Challenge a.
Set down the full text on the EL inverter memory circuit, word for word.

Text section.
Begin

Fig. 4 shows a configuration of a memory
circuit which is formed by combining the EL inverter
circuit with a CMOS inverter circuit. In the basic
configuration of the memory, input terminals of two
inverters are connected mutually to output terminals of
the other. A logical state is input to this junction
point from the outside as the input terminal of data,
and the stable state of the circuit is controlled, and
by reading out the data as the output terminal without
changing the state of the circuit, this circuit is used
as a memory circuit.
In Fig. 4, the input terminal 61 of the EL
inverter 1 is connected to an output terminal 71 of the
CMOS inverter 2. Also the input terminal 73 of the
CMOS inverter 2 is connected to the output terminal 62
of the EL inverter 1, and by this connection, the
combined circuit functions as a memory cell which
assumes a bistable state.
When used as a memory cell, by using the
input terminal 61 of the EL inverter 1 as the input
terminal 71 of data, the memory cell suitable for light
load and high speed operation is formed. Since this is
a thin film structure formed on a wide area as far as
possible within the pixel, so as to make the EL device
8 emit light, a capacitance 75 between the terminals is
large. Accordingly, when the output terminal 62 of the
EL inverter 1 is used as the data input terminal, a
large capacitance will be obtained.
When comparing this value, the capacitance of
the input terminal 61 of the EL inverter 1 is about 30
f F which can be regarded as the gate capacitance of
one transistor, supposing that the size for all the
transistors of the circuit; a gate length, gate width
is 10 µm, gate capacitance is 0.3 fF/µm2. On the other
hand, when the output terminal of the other EL inverter
is used as the data input terminal, the capacitance of
the EL device becomes 1.9 pF, and the capacitance
becomes large as large as 63 times, supposing that the
pixel size is 100µm2, the aperture ratio is 70 %, the
thickness of the EL device is 0.1µm, and the average
relative dielectric constant ε of the EL device is 3.

End

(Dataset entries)
Begin

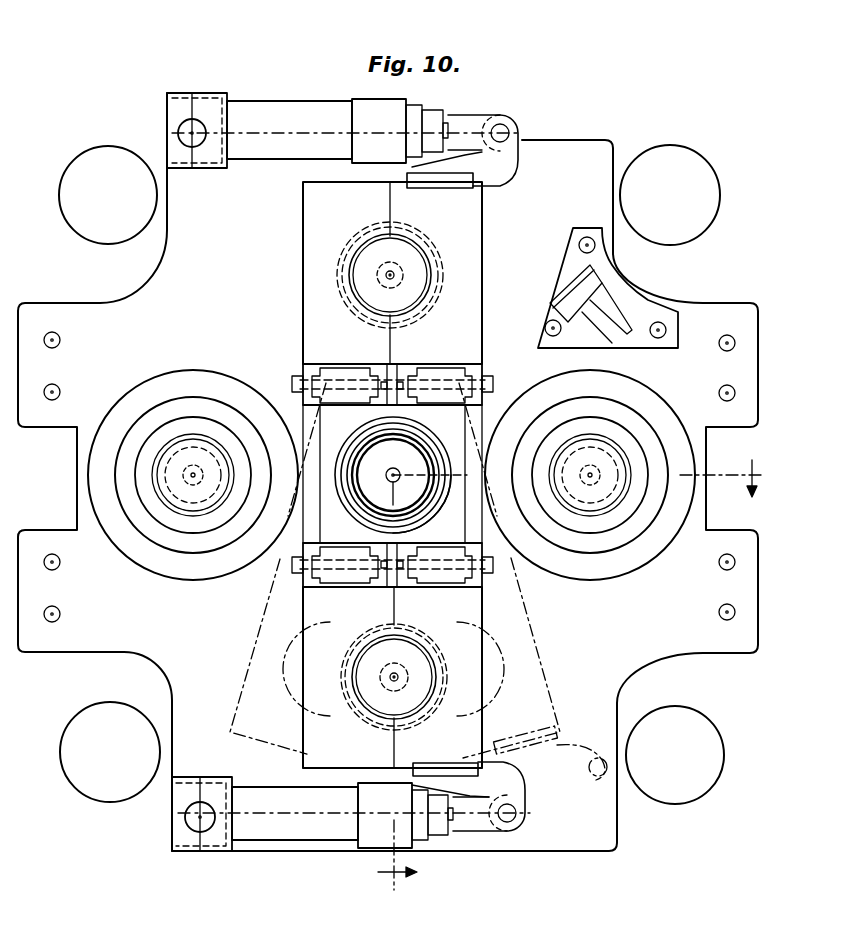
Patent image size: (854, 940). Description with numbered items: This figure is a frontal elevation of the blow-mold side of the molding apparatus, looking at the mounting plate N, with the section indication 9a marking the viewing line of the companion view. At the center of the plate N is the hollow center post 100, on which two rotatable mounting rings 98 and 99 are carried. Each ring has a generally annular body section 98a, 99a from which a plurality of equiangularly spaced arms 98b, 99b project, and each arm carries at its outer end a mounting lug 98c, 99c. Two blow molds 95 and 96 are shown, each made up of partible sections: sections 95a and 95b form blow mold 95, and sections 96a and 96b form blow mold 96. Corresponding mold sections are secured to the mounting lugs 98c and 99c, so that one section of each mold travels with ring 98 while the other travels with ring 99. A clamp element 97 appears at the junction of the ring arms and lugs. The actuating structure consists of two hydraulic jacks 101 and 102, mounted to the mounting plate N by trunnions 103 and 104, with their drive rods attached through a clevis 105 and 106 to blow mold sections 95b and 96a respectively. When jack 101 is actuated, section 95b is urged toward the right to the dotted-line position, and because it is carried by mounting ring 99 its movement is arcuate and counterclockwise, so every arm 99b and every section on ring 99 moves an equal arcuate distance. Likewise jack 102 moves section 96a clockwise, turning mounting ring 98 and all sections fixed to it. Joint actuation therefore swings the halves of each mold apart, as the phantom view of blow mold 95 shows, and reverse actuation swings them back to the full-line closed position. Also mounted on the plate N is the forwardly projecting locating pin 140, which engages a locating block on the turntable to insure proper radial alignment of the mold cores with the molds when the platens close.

The mounting plate N is at (162, 276).
The blow mold 95 is at (278, 657).
The blow mold section 95a is at (307, 758).
The blow mold section 95b is at (500, 763).
The blow mold 96 is at (290, 222).
The blow mold section 96a is at (483, 208).
The blow mold section 96b is at (303, 249).
The clamp bar 97 is at (302, 367).
The mounting ring 98 is at (323, 514).
The annular body section 98a is at (457, 529).
The arm 98b is at (440, 438).
The mounting lug 98c is at (482, 362).
The mounting ring 99 is at (326, 421).
The annular body section 99a is at (467, 448).
The arm 99b is at (336, 447).
The mounting lug 99c is at (340, 366).
The hollow center post 100 is at (465, 420).
The hydraulic jack 101 is at (277, 830).
The hydraulic jack 102 is at (287, 108).
The trunnion 103 is at (195, 822).
The trunnion 104 is at (186, 128).
The clevis 105 is at (510, 816).
The clevis 106 is at (507, 128).
The locating pin 140 is at (592, 278).
The section line 9a is at (574, 663).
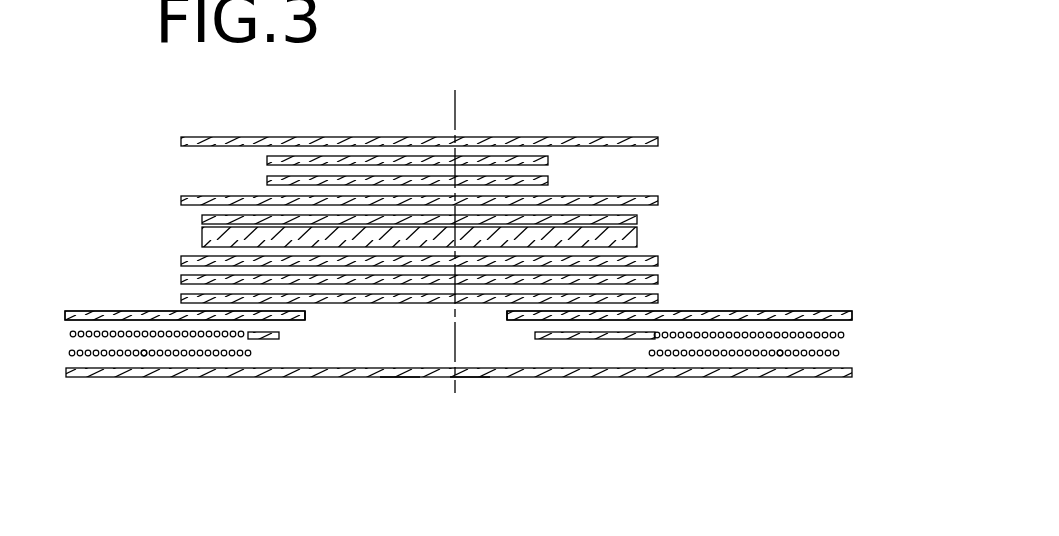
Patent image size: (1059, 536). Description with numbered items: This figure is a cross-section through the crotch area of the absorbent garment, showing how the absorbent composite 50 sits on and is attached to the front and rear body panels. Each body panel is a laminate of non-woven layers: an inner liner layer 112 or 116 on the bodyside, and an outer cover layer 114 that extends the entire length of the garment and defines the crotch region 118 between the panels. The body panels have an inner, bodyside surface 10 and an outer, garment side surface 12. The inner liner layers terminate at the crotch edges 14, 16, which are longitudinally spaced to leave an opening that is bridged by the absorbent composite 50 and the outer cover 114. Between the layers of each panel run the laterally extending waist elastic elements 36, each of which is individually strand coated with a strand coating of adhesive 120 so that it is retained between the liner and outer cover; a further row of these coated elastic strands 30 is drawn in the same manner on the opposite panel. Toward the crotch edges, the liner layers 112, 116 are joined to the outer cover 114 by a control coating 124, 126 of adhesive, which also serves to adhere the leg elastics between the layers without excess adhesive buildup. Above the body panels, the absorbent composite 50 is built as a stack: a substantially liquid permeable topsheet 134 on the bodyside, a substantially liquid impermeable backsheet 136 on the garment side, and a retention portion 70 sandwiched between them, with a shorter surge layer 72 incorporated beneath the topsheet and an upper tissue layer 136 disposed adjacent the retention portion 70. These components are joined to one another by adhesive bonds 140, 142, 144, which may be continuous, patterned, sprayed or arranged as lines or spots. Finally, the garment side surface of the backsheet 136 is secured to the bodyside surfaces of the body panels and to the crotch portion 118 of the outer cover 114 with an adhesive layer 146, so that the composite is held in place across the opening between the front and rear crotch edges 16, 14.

The inner, bodyside surface 10 is at (87, 311).
The outer, garment side surface 12 is at (157, 378).
The terminal edge (crotch edge of rear body panel) 14 is at (305, 316).
The terminal edge (crotch edge of front body panel) 16 is at (510, 315).
The apertures (right) 30 is at (779, 356).
The laterally extending elastic elements 36 is at (140, 356).
The absorbent composite 50 is at (560, 125).
The retention portion 70 is at (637, 237).
The surge layer 72 is at (267, 180).
The inner layer (liner) of rear body panel 112 is at (773, 312).
The outer layer (outer cover) 114 is at (397, 378).
The inner layer (liner) of front body panel 116 is at (139, 311).
The crotch region 118 is at (468, 378).
The strand coating of adhesive 120 is at (107, 336).
The control coating of adhesive 124 is at (278, 335).
The control coating of adhesive 126 is at (605, 338).
The topsheet 134 is at (289, 137).
The backsheet 136 is at (202, 220).
The adhesive bond 140 is at (550, 163).
The adhesive bond 142 is at (660, 201).
The adhesive bond 144 is at (660, 262).
The adhesive layer 146 is at (660, 298).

End

Challenge b.
From the figure region listings, extract the lines from the start of the listings through the line containing "The blow mold section 95b is at (500, 763).", with both ends included. Copy them exactly, and leave the pictures out of your answer.

Exercise solution a.
Fig. 4 shows a configuration of a memory
circuit which is formed by combining the EL inverter
circuit with a CMOS inverter circuit. In the basic
configuration of the memory, input terminals of two
inverters are connected mutually to output terminals of
the other. A logical state is input to this junction
point from the outside as the input terminal of data,
and the stable state of the circuit is controlled, and
by reading out the data as the output terminal without
changing the state of the circuit, this circuit is used
as a memory circuit.
In Fig. 4, the input terminal 61 of the EL
inverter 1 is connected to an output terminal 71 of the
CMOS inverter 2. Also the input terminal 73 of the
CMOS inverter 2 is connected to the output terminal 62
of the EL inverter 1, and by this connection, the
combined circuit functions as a memory cell which
assumes a bistable state.
When used as a memory cell, by using the
input terminal 61 of the EL inverter 1 as the input
terminal 71 of data, the memory cell suitable for light
load and high speed operation is formed. Since this is
a thin film structure formed on a wide area as far as
possible within the pixel, so as to make the EL device
8 emit light, a capacitance 75 between the terminals is
large. Accordingly, when the output terminal 62 of the
EL inverter 1 is used as the data input terminal, a
large capacitance will be obtained.
When comparing this value, the capacitance of
the input terminal 61 of the EL inverter 1 is about 30
f F which can be regarded as the gate capacitance of
one transistor, supposing that the size for all the
transistors of the circuit; a gate length, gate width
is 10 µm, gate capacitance is 0.3 fF/µm2. On the other
hand, when the output terminal of the other EL inverter
is used as the data input terminal, the capacitance of
the EL device becomes 1.9 pF, and the capacitance
becomes large as large as 63 times, supposing that the
pixel size is 100µm2, the aperture ratio is 70 %, the
thickness of the EL device is 0.1µm, and the average
relative dielectric constant ε of the EL device is 3.

Exercise solution b.
Patent image size: (854, 940). Description with numbered items: This figure is a frontal elevation of the blow-mold side of the molding apparatus, looking at the mounting plate N, with the section indication 9a marking the viewing line of the companion view. At the center of the plate N is the hollow center post 100, on which two rotatable mounting rings 98 and 99 are carried. Each ring has a generally annular body section 98a, 99a from which a plurality of equiangularly spaced arms 98b, 99b project, and each arm carries at its outer end a mounting lug 98c, 99c. Two blow molds 95 and 96 are shown, each made up of partible sections: sections 95a and 95b form blow mold 95, and sections 96a and 96b form blow mold 96. Corresponding mold sections are secured to the mounting lugs 98c and 99c, so that one section of each mold travels with ring 98 while the other travels with ring 99. A clamp element 97 appears at the junction of the ring arms and lugs. The actuating structure consists of two hydraulic jacks 101 and 102, mounted to the mounting plate N by trunnions 103 and 104, with their drive rods attached through a clevis 105 and 106 to blow mold sections 95b and 96a respectively. When jack 101 is actuated, section 95b is urged toward the right to the dotted-line position, and because it is carried by mounting ring 99 its movement is arcuate and counterclockwise, so every arm 99b and every section on ring 99 moves an equal arcuate distance. Likewise jack 102 moves section 96a clockwise, turning mounting ring 98 and all sections fixed to it. Joint actuation therefore swings the halves of each mold apart, as the phantom view of blow mold 95 shows, and reverse actuation swings them back to the full-line closed position. Also mounted on the plate N is the forwardly projecting locating pin 140, which engages a locating block on the turntable to insure proper radial alignment of the mold cores with the molds when the platens close.

The mounting plate N is at (162, 276).
The blow mold 95 is at (278, 657).
The blow mold section 95a is at (307, 758).
The blow mold section 95b is at (500, 763).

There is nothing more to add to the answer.